*What is expected*.
Scan the entries below for the word "value". Copy each line that has it.

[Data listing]
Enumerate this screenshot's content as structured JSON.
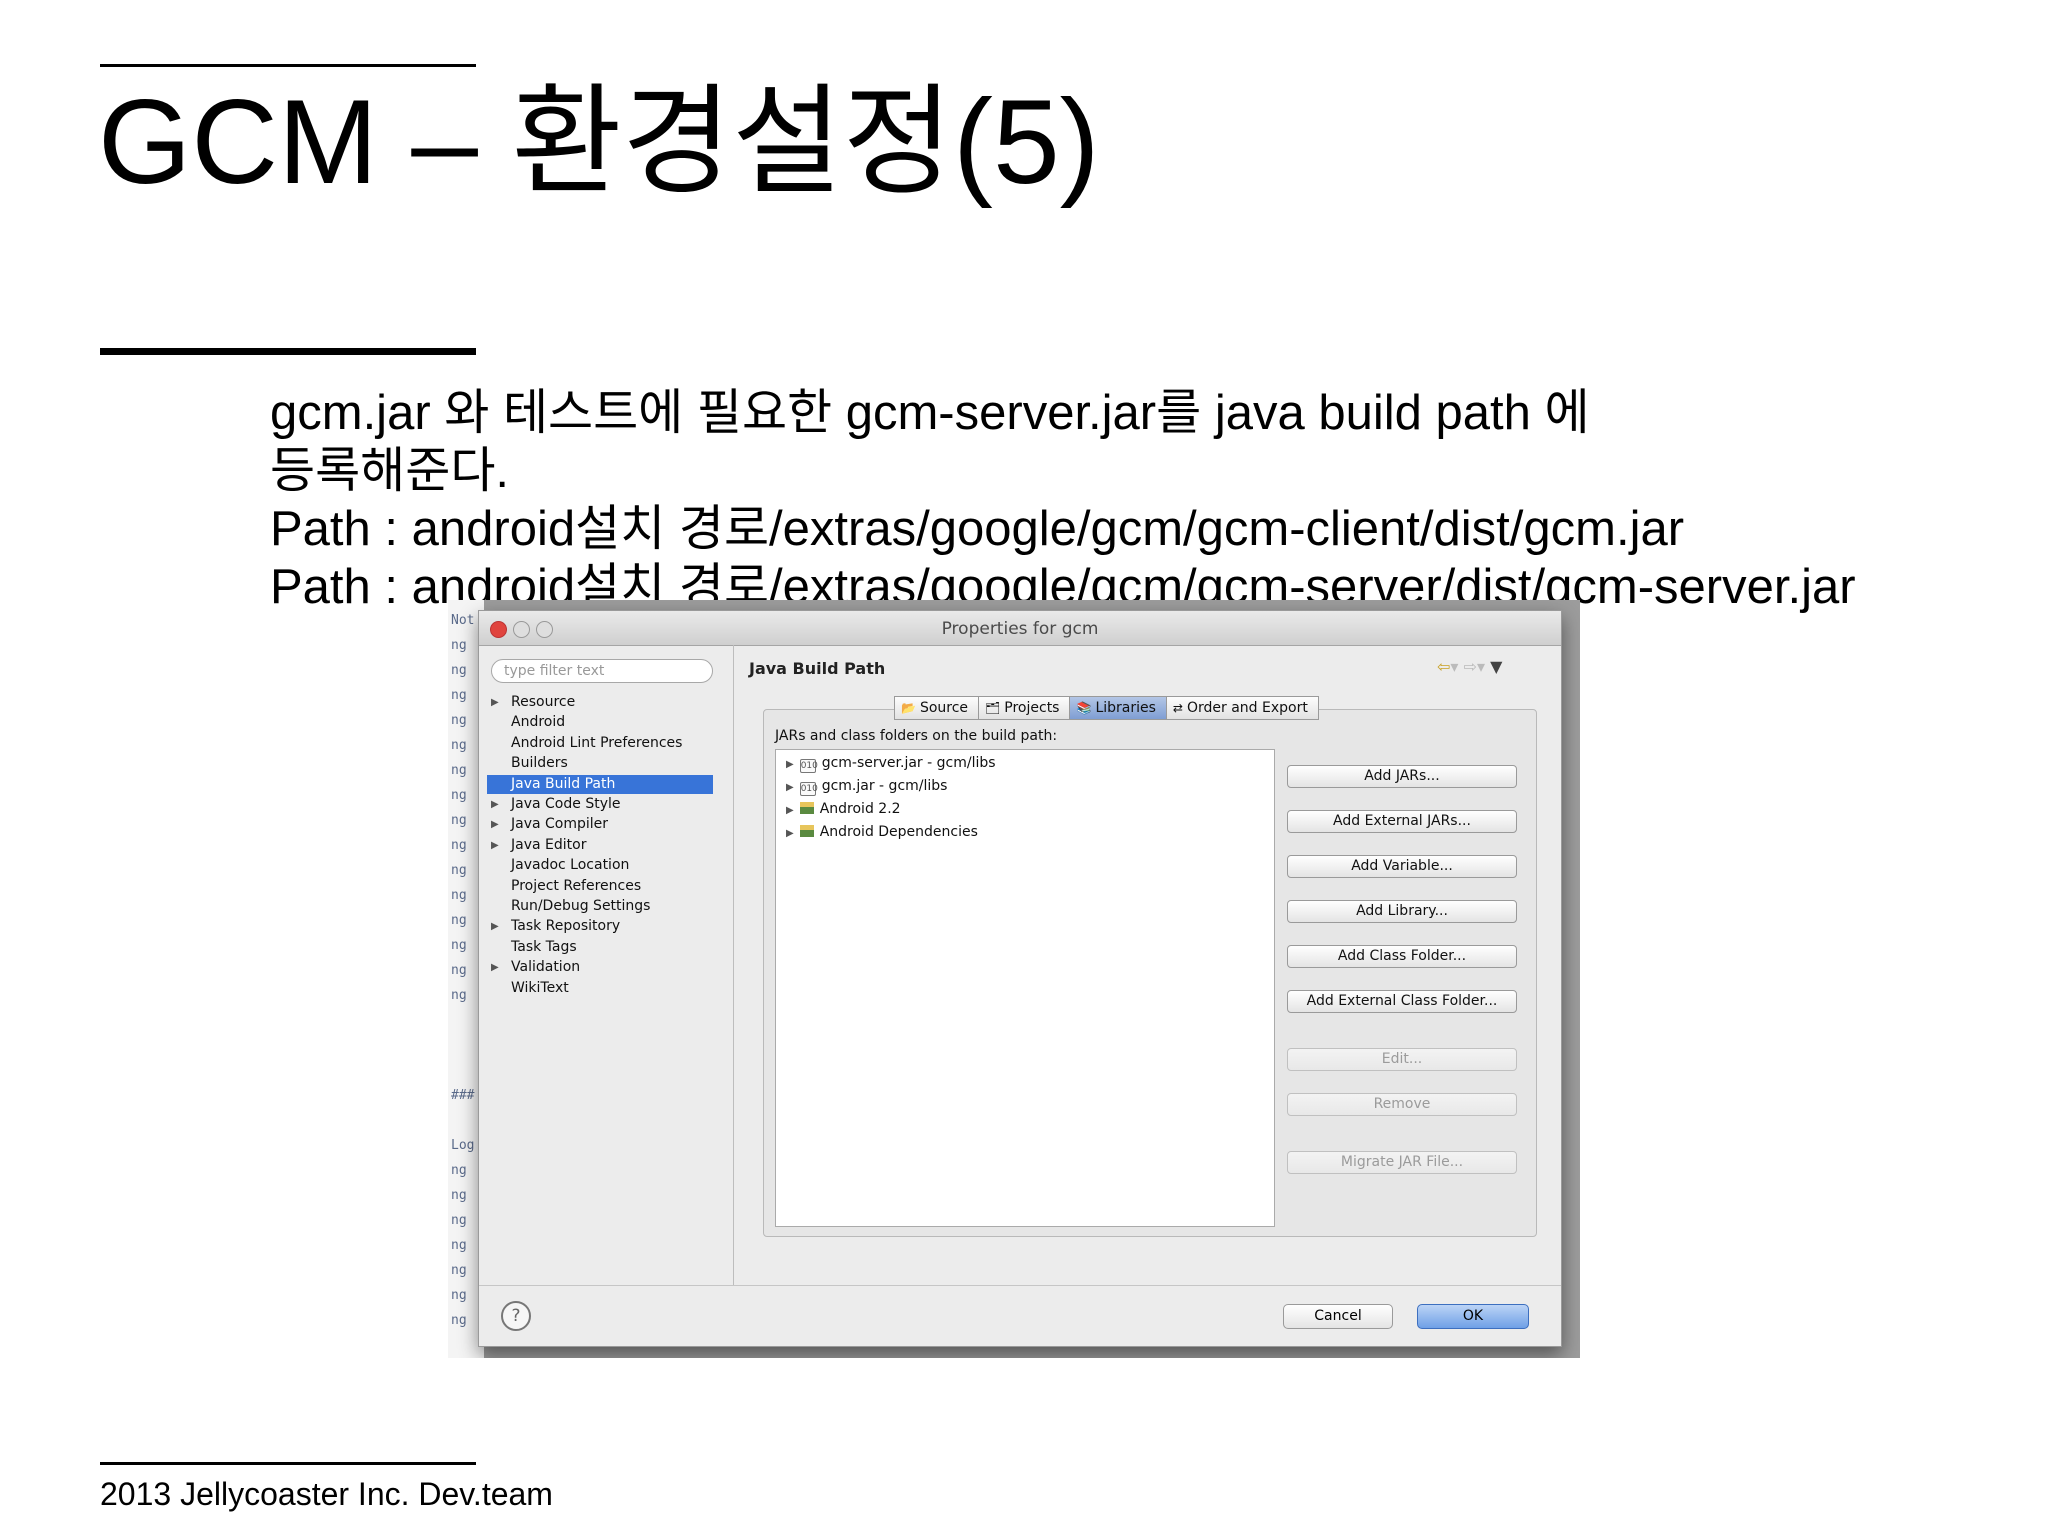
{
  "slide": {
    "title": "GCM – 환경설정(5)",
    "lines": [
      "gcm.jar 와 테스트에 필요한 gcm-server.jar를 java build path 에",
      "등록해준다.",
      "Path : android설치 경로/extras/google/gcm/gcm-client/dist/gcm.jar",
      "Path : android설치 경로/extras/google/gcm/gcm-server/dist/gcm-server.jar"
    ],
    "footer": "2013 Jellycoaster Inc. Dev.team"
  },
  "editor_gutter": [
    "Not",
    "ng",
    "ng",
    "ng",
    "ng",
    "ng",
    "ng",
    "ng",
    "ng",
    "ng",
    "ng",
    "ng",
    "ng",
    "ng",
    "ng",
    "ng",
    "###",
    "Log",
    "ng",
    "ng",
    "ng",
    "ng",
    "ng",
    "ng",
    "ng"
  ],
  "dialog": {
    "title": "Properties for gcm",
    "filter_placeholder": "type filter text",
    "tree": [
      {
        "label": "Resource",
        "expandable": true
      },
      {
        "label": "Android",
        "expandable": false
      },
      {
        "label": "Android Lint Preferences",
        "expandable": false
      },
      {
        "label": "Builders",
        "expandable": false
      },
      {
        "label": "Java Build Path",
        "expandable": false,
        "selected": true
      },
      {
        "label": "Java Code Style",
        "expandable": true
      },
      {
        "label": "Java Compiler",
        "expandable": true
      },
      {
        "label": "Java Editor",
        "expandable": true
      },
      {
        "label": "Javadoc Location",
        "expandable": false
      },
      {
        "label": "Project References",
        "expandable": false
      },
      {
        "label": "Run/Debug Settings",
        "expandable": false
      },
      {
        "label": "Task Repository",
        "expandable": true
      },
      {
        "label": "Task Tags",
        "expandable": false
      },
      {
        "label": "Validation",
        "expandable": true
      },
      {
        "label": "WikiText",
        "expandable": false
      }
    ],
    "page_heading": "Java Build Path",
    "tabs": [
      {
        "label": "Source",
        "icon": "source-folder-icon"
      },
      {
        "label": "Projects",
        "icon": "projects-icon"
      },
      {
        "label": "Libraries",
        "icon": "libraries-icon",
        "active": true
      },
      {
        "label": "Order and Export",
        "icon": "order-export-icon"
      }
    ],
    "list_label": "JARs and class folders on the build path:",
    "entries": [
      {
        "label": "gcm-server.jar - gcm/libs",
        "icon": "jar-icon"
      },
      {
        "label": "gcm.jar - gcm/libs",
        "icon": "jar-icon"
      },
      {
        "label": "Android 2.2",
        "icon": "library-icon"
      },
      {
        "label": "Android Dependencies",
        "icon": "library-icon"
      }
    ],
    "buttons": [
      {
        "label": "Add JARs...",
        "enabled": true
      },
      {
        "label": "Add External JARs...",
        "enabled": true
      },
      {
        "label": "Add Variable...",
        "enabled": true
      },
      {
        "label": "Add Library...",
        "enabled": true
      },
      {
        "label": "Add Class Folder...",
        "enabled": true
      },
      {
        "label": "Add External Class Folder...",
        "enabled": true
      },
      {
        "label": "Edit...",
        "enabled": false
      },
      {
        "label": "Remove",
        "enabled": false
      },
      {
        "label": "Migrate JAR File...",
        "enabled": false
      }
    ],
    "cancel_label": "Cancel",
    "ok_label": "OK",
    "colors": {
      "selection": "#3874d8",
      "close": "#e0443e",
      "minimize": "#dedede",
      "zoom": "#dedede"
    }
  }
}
...
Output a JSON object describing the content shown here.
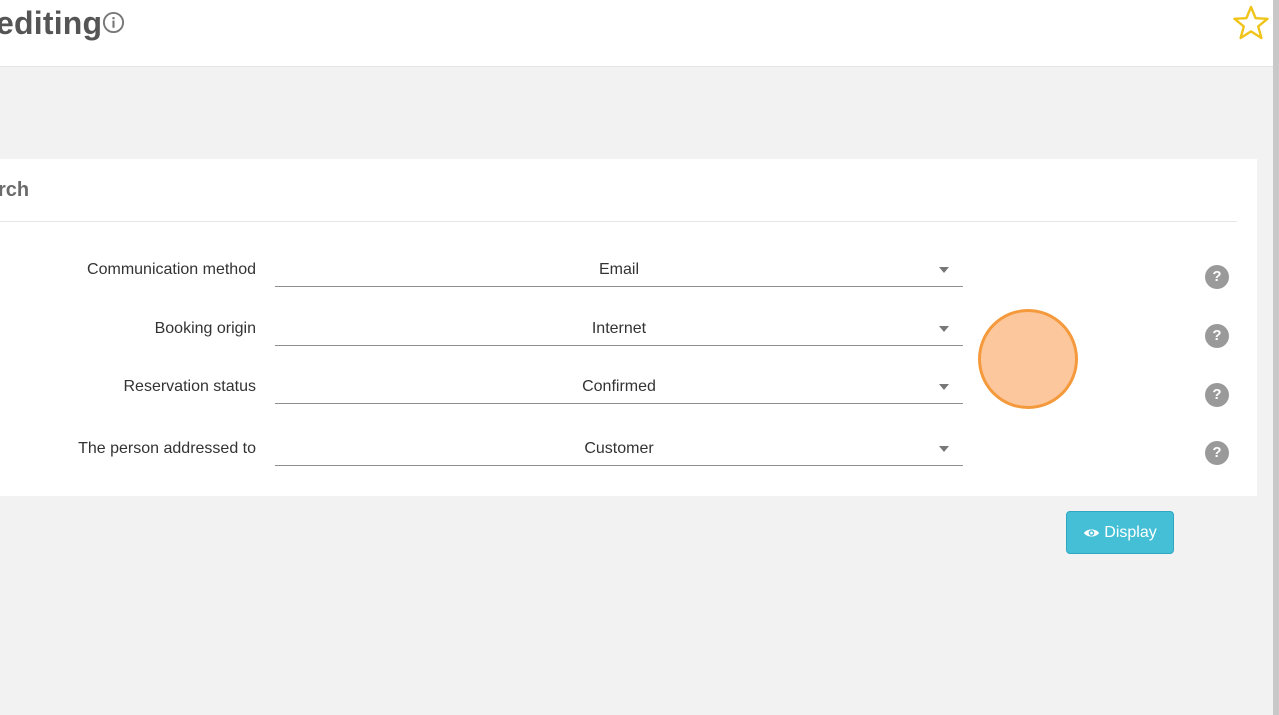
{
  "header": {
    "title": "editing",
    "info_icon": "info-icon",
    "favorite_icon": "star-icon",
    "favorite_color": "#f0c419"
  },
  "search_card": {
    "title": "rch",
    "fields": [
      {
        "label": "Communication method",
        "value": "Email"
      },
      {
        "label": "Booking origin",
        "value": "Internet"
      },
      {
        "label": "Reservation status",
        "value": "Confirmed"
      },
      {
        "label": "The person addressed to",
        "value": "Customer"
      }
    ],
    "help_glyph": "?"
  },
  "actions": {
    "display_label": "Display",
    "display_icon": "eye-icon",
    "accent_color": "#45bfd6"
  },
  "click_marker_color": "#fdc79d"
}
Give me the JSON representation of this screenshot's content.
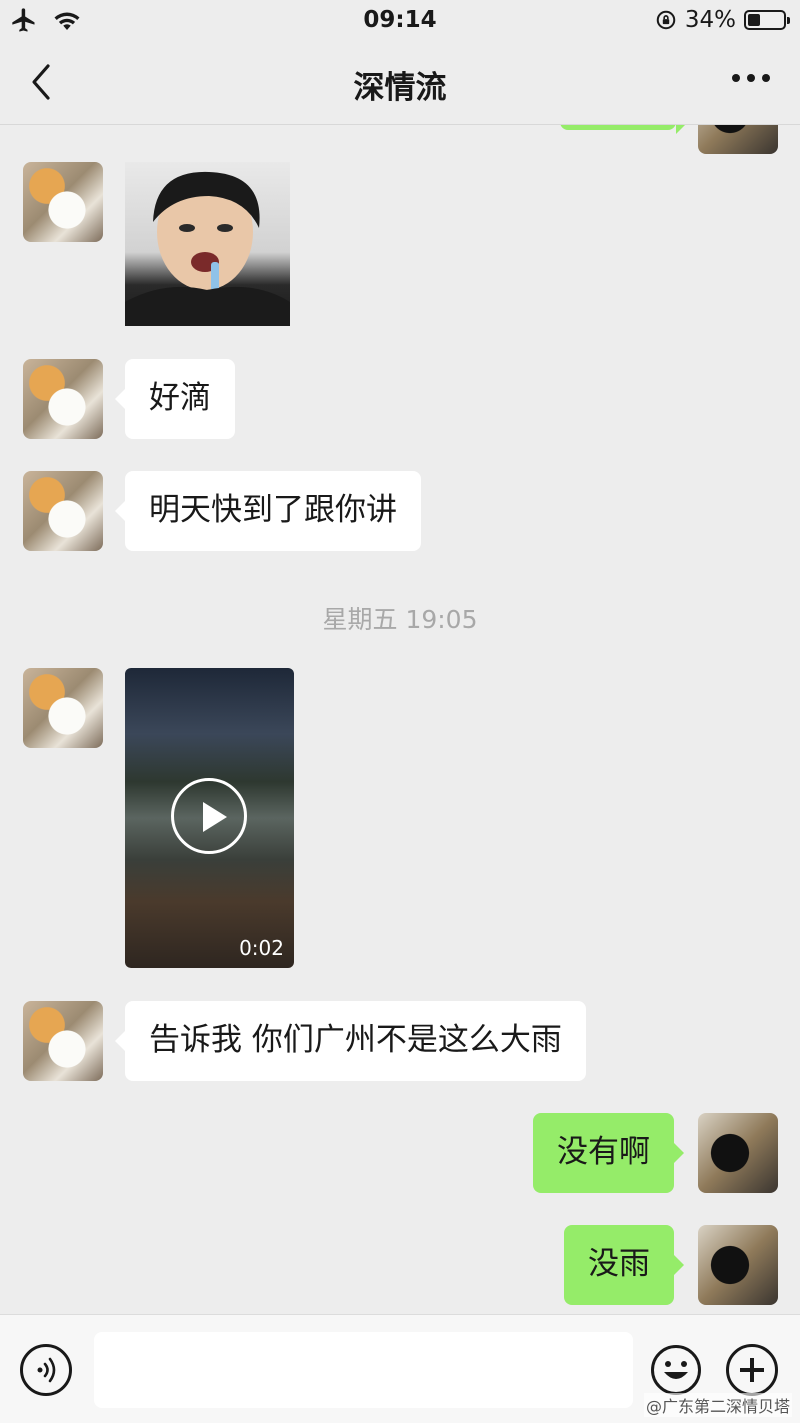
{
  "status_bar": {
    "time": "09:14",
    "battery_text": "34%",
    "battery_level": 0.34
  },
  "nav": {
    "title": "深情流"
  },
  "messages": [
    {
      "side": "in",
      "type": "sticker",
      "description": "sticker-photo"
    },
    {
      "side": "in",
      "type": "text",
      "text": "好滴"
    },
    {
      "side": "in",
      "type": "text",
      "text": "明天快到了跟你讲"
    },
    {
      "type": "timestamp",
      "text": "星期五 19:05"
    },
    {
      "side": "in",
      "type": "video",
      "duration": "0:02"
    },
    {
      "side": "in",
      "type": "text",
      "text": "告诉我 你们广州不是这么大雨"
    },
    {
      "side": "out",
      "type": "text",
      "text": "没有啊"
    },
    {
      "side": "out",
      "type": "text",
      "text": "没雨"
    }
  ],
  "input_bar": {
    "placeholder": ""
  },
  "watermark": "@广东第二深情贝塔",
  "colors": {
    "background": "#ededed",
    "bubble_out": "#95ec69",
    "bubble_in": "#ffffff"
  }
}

*Solution to this exercise*.
        "value": "Email"
        "value": "Internet"
        "value": "Confirmed"
        "value": "Customer"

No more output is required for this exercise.